WHAT YOU WILL DO —
Transcribe all the entries word for word, omitting any pictures they contain.
○ ○ ○ ○
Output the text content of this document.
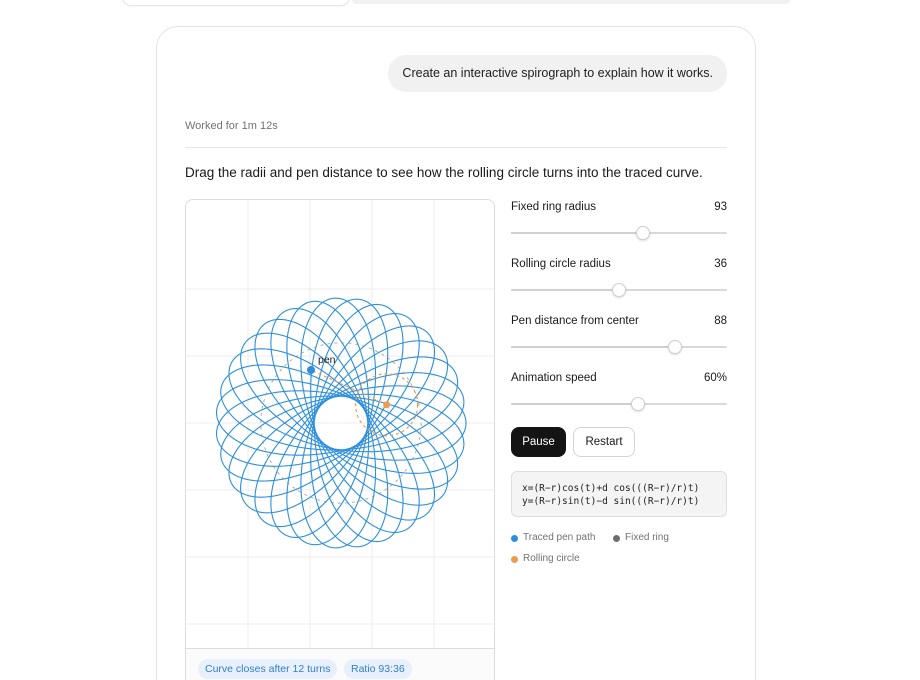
Create an interactive spirograph to explain how it works.
Worked for 1m 12s
Drag the radii and pen distance to see how the rolling circle turns into the traced curve.
pen
Curve closes after 12 turns	Ratio 93:36
Fixed ring radius	93
Rolling circle radius	36
Pen distance from center	88
Animation speed	60%
Pause	Restart
x=(R−r)cos(t)+d cos(((R−r)/r)t)
y=(R−r)sin(t)−d sin(((R−r)/r)t)
Traced pen path	Fixed ring
Rolling circle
○ ○ ○ ○
ANSWER TO THE EXERCISE —
Output the text content of this document.
Create an interactive spirograph to explain how it works.
Worked for 1m 12s
Drag the radii and pen distance to see how the rolling circle turns into the traced curve.
pen
Curve closes after 12 turns	Ratio 93:36
Fixed ring radius	93
Rolling circle radius	36
Pen distance from center	88
Animation speed	60%
Pause	Restart
x=(R−r)cos(t)+d cos(((R−r)/r)t)
y=(R−r)sin(t)−d sin(((R−r)/r)t)
Traced pen path	Fixed ring
Rolling circle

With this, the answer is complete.